=== Given data ===

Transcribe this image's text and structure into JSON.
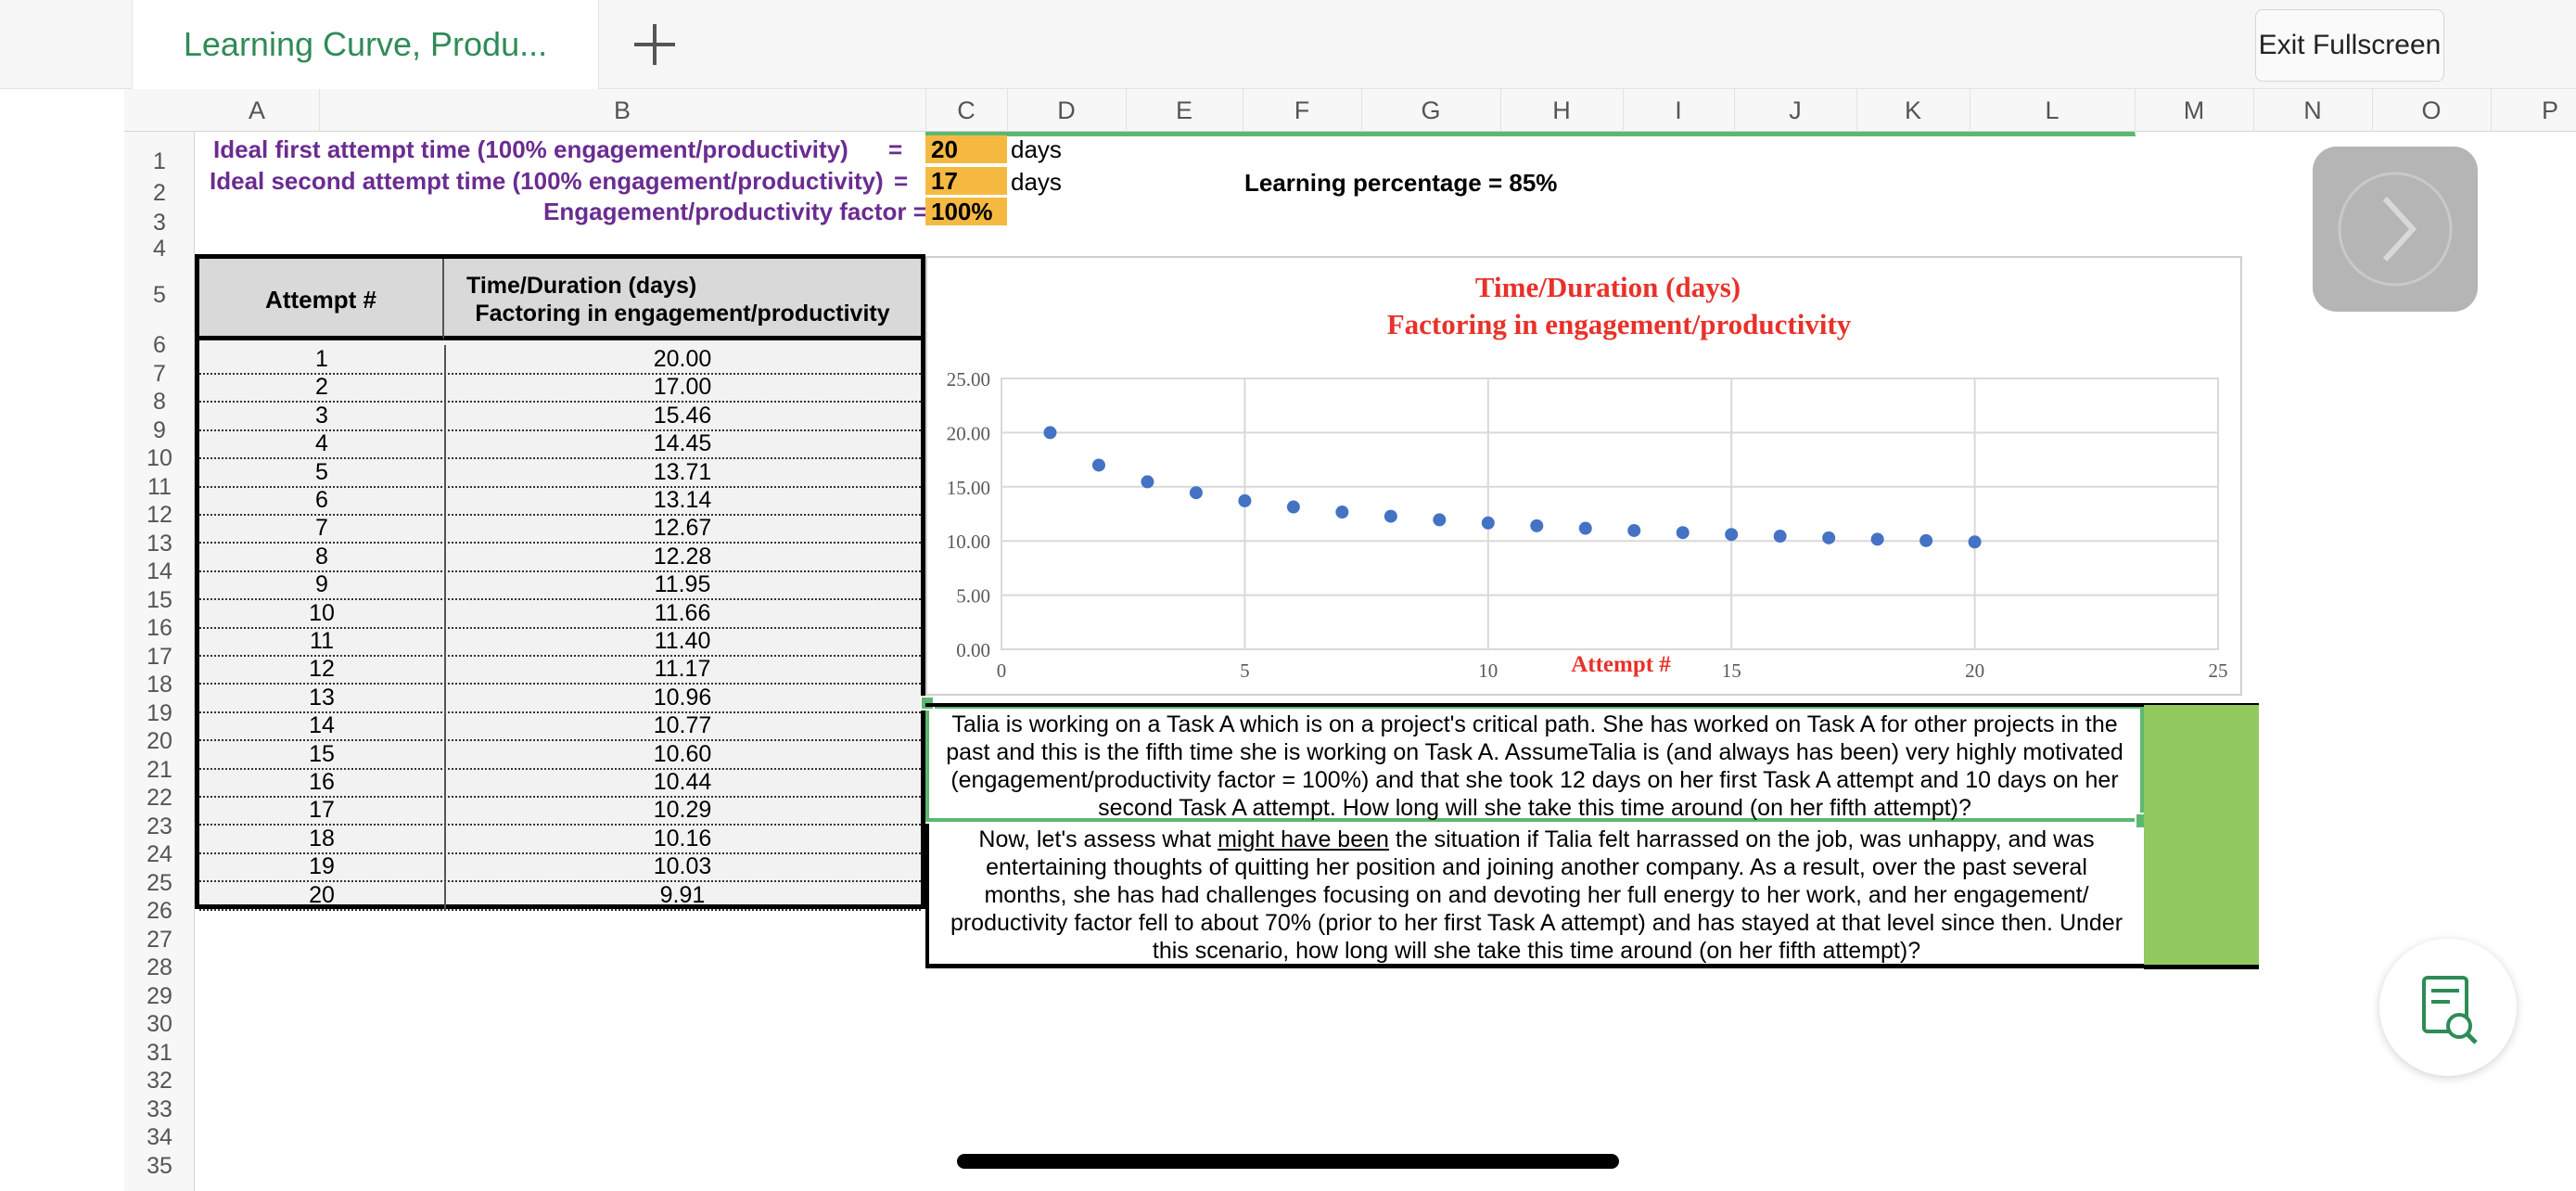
{
  "tab": {
    "title": "Learning Curve, Produ..."
  },
  "toolbar": {
    "exit_label": "Exit Fullscreen"
  },
  "columns": [
    "A",
    "B",
    "C",
    "D",
    "E",
    "F",
    "G",
    "H",
    "I",
    "J",
    "K",
    "L",
    "M",
    "N",
    "O",
    "P"
  ],
  "rows": [
    "1",
    "2",
    "3",
    "4",
    "5",
    "6",
    "7",
    "8",
    "9",
    "10",
    "11",
    "12",
    "13",
    "14",
    "15",
    "16",
    "17",
    "18",
    "19",
    "20",
    "21",
    "22",
    "23",
    "24",
    "25",
    "26",
    "27",
    "28",
    "29",
    "30",
    "31",
    "32",
    "33",
    "34",
    "35"
  ],
  "inputs": {
    "first_label": "Ideal first attempt time (100% engagement/productivity)",
    "first_eq": "=",
    "first_value": "20",
    "first_unit": "days",
    "second_label": "Ideal second attempt time (100% engagement/productivity)",
    "second_eq": "=",
    "second_value": "17",
    "second_unit": "days",
    "factor_label": "Engagement/productivity factor =",
    "factor_value": "100%",
    "learning_label": "Learning percentage =",
    "learning_value": "85%"
  },
  "table": {
    "header_attempt": "Attempt #",
    "header_time_line1": "Time/Duration  (days)",
    "header_time_line2": "Factoring in engagement/productivity",
    "attempts": [
      "1",
      "2",
      "3",
      "4",
      "5",
      "6",
      "7",
      "8",
      "9",
      "10",
      "11",
      "12",
      "13",
      "14",
      "15",
      "16",
      "17",
      "18",
      "19",
      "20"
    ],
    "times": [
      "20.00",
      "17.00",
      "15.46",
      "14.45",
      "13.71",
      "13.14",
      "12.67",
      "12.28",
      "11.95",
      "11.66",
      "11.40",
      "11.17",
      "10.96",
      "10.77",
      "10.60",
      "10.44",
      "10.29",
      "10.16",
      "10.03",
      "9.91"
    ]
  },
  "chart_data": {
    "type": "scatter",
    "title": "Time/Duration  (days)",
    "subtitle": "Factoring in engagement/productivity",
    "xlabel": "Attempt #",
    "ylabel": "",
    "xlim": [
      0,
      25
    ],
    "ylim": [
      0,
      25
    ],
    "x_ticks": [
      "0",
      "5",
      "10",
      "15",
      "20",
      "25"
    ],
    "y_ticks": [
      "0.00",
      "5.00",
      "10.00",
      "15.00",
      "20.00",
      "25.00"
    ],
    "grid": true,
    "title_color": "#e8312a",
    "point_color": "#4472c4",
    "x": [
      1,
      2,
      3,
      4,
      5,
      6,
      7,
      8,
      9,
      10,
      11,
      12,
      13,
      14,
      15,
      16,
      17,
      18,
      19,
      20
    ],
    "y": [
      20.0,
      17.0,
      15.46,
      14.45,
      13.71,
      13.14,
      12.67,
      12.28,
      11.95,
      11.66,
      11.4,
      11.17,
      10.96,
      10.77,
      10.6,
      10.44,
      10.29,
      10.16,
      10.03,
      9.91
    ]
  },
  "question1": {
    "line1": "Talia is working on a Task A which is on a project's critical path. She has worked on Task A for other projects in the",
    "line2": "past and this is the fifth time she is working on Task A. AssumeTalia is (and always has been) very highly motivated",
    "line3": "(engagement/productivity factor = 100%) and that she took 12 days on her first Task A attempt and 10 days on her",
    "line4": "second Task A attempt. How long will she take this time around (on her fifth attempt)?"
  },
  "question2": {
    "line1_pre": "Now, let's assess what ",
    "line1_under": "might have been",
    "line1_post": " the situation if Talia felt harrassed on the job, was unhappy, and was",
    "line2": "entertaining thoughts of quitting her position and joining another company. As a result, over the past several",
    "line3": "months, she has had challenges focusing on and devoting her full energy to her work, and her engagement/",
    "line4": "productivity factor fell to about 70% (prior to her first Task A attempt) and has stayed at that level since then. Under",
    "line5": "this scenario, how long will she take this time around (on her fifth attempt)?"
  },
  "colors": {
    "accent_green": "#2e8b57",
    "answer_green": "#92c95e",
    "input_orange": "#f5b942",
    "label_purple": "#6a2c91"
  },
  "icons": {
    "add": "plus-icon",
    "next": "chevron-right-icon",
    "find": "document-search-icon"
  }
}
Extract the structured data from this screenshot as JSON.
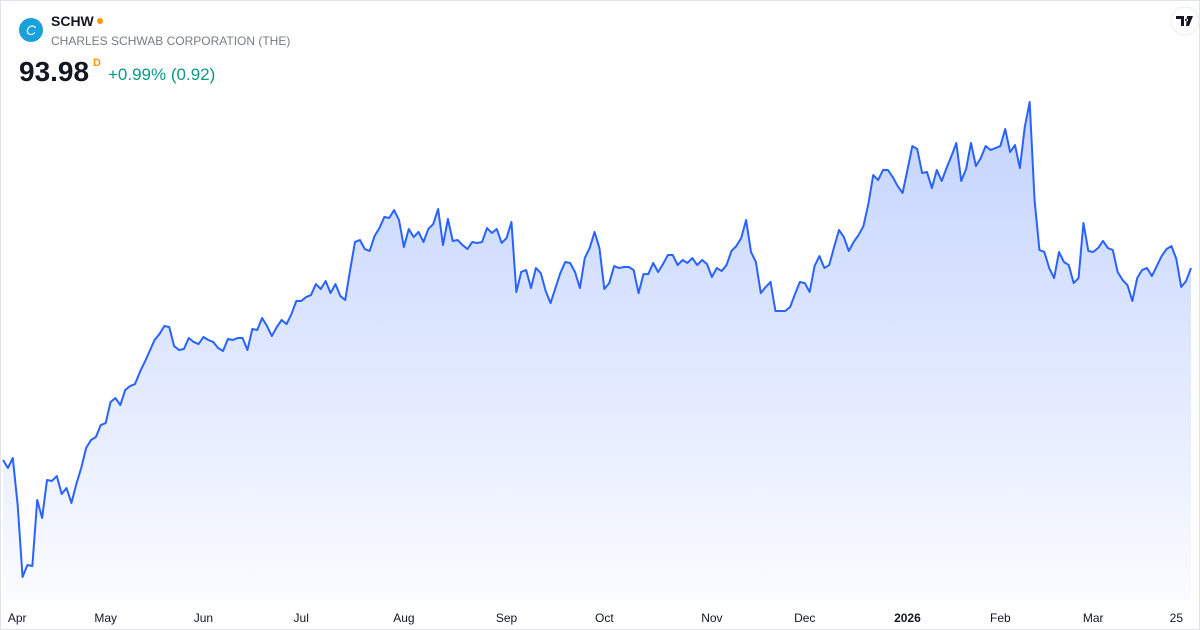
{
  "chart_data": {
    "type": "area",
    "logo_letter": "C",
    "symbol": "SCHW",
    "company": "CHARLES SCHWAB CORPORATION (THE)",
    "price": "93.98",
    "price_flag": "D",
    "change": "+0.99% (0.92)",
    "color": "#2962ff",
    "xlim": [
      0,
      243
    ],
    "xticks": [
      {
        "value": 1,
        "label": "Apr"
      },
      {
        "value": 21,
        "label": "May"
      },
      {
        "value": 41,
        "label": "Jun"
      },
      {
        "value": 61,
        "label": "Jul"
      },
      {
        "value": 82,
        "label": "Aug"
      },
      {
        "value": 103,
        "label": "Sep"
      },
      {
        "value": 123,
        "label": "Oct"
      },
      {
        "value": 145,
        "label": "Nov"
      },
      {
        "value": 164,
        "label": "Dec"
      },
      {
        "value": 185,
        "label": "2026"
      },
      {
        "value": 204,
        "label": "Feb"
      },
      {
        "value": 223,
        "label": "Mar"
      },
      {
        "value": 240,
        "label": "25"
      }
    ],
    "values": [
      76.51,
      75.78,
      76.69,
      72.41,
      65.86,
      66.95,
      66.86,
      72.87,
      71.23,
      74.69,
      74.6,
      75.05,
      73.41,
      73.96,
      72.59,
      74.32,
      75.78,
      77.6,
      78.33,
      78.6,
      79.69,
      79.87,
      81.79,
      82.15,
      81.51,
      82.88,
      83.24,
      83.42,
      84.52,
      85.43,
      86.43,
      87.43,
      87.97,
      88.7,
      88.61,
      86.88,
      86.52,
      86.61,
      87.61,
      87.25,
      87.06,
      87.7,
      87.43,
      87.25,
      86.7,
      86.43,
      87.52,
      87.43,
      87.61,
      87.61,
      86.52,
      88.43,
      88.34,
      89.43,
      88.7,
      87.79,
      88.61,
      89.25,
      88.88,
      89.79,
      90.98,
      90.98,
      91.34,
      91.52,
      92.52,
      92.07,
      92.8,
      91.7,
      92.52,
      91.43,
      91.07,
      93.8,
      96.35,
      96.53,
      95.71,
      95.53,
      96.89,
      97.62,
      98.62,
      98.53,
      99.26,
      98.35,
      95.89,
      97.53,
      96.8,
      97.26,
      96.35,
      97.53,
      97.98,
      99.35,
      96.07,
      98.44,
      96.44,
      96.53,
      96.07,
      95.71,
      96.35,
      96.26,
      96.35,
      97.62,
      97.17,
      97.53,
      96.26,
      96.71,
      98.17,
      91.8,
      93.62,
      93.8,
      92.16,
      93.98,
      93.52,
      91.89,
      90.79,
      92.16,
      93.52,
      94.53,
      94.44,
      93.62,
      92.16,
      94.89,
      95.8,
      97.26,
      95.8,
      92.07,
      92.61,
      94.16,
      93.98,
      94.07,
      94.07,
      93.8,
      91.7,
      93.43,
      93.43,
      94.44,
      93.62,
      94.34,
      95.16,
      95.16,
      94.25,
      94.71,
      94.44,
      94.89,
      94.25,
      94.71,
      94.34,
      93.16,
      93.98,
      93.71,
      94.25,
      95.53,
      95.98,
      96.71,
      98.35,
      95.44,
      94.53,
      91.7,
      92.25,
      92.71,
      90.07,
      90.07,
      90.07,
      90.43,
      91.61,
      92.71,
      92.61,
      91.8,
      94.16,
      95.07,
      93.98,
      94.25,
      95.89,
      97.44,
      96.8,
      95.53,
      96.35,
      96.98,
      97.8,
      99.8,
      102.44,
      101.99,
      102.9,
      102.9,
      102.26,
      101.44,
      100.81,
      102.9,
      105.08,
      104.81,
      102.63,
      102.72,
      101.26,
      102.9,
      101.9,
      103.08,
      104.17,
      105.36,
      101.9,
      102.99,
      105.36,
      103.26,
      103.99,
      105.08,
      104.72,
      104.9,
      105.08,
      106.63,
      104.54,
      105.17,
      103.08,
      106.81,
      109.09,
      100.17,
      95.62,
      95.44,
      93.98,
      93.07,
      95.44,
      94.53,
      94.25,
      92.61,
      93.07,
      98.08,
      95.53,
      95.44,
      95.8,
      96.44,
      95.8,
      95.62,
      93.62,
      92.89,
      92.43,
      90.98,
      93.07,
      93.8,
      93.98,
      93.25,
      94.16,
      95.07,
      95.71,
      95.98,
      94.8,
      92.25,
      92.8,
      93.98
    ]
  }
}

===

= Aim of the task =
Of all the lines above, how many contain the word "take"? Give the number and nothing else.

= Exercise result =
2